▶ **Exercise prompt**: Could you print every record below exactly as it appears?

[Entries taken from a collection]
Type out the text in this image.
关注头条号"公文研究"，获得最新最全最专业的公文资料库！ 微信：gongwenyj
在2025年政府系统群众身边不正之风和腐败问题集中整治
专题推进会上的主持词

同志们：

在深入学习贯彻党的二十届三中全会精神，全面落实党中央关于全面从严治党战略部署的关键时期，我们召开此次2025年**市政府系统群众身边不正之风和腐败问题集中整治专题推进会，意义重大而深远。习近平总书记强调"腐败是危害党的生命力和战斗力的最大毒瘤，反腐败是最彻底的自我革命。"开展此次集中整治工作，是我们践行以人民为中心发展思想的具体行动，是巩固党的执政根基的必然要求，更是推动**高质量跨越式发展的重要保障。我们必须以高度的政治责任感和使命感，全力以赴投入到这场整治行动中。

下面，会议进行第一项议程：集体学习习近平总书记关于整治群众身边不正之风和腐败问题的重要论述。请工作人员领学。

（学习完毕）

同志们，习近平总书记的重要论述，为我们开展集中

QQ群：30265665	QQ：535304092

▶ **Result of the exercise**:
Type out the text in this image.
关注头条号"公文研究"，获得最新最全最专业的公文资料库！ 微信：gongwenyj
在2025年政府系统群众身边不正之风和腐败问题集中整治
专题推进会上的主持词

同志们：

在深入学习贯彻党的二十届三中全会精神，全面落实党中央关于全面从严治党战略部署的关键时期，我们召开此次2025年**市政府系统群众身边不正之风和腐败问题集中整治专题推进会，意义重大而深远。习近平总书记强调"腐败是危害党的生命力和战斗力的最大毒瘤，反腐败是最彻底的自我革命。"开展此次集中整治工作，是我们践行以人民为中心发展思想的具体行动，是巩固党的执政根基的必然要求，更是推动**高质量跨越式发展的重要保障。我们必须以高度的政治责任感和使命感，全力以赴投入到这场整治行动中。

下面，会议进行第一项议程：集体学习习近平总书记关于整治群众身边不正之风和腐败问题的重要论述。请工作人员领学。

（学习完毕）

同志们，习近平总书记的重要论述，为我们开展集中

QQ群：30265665	QQ：535304092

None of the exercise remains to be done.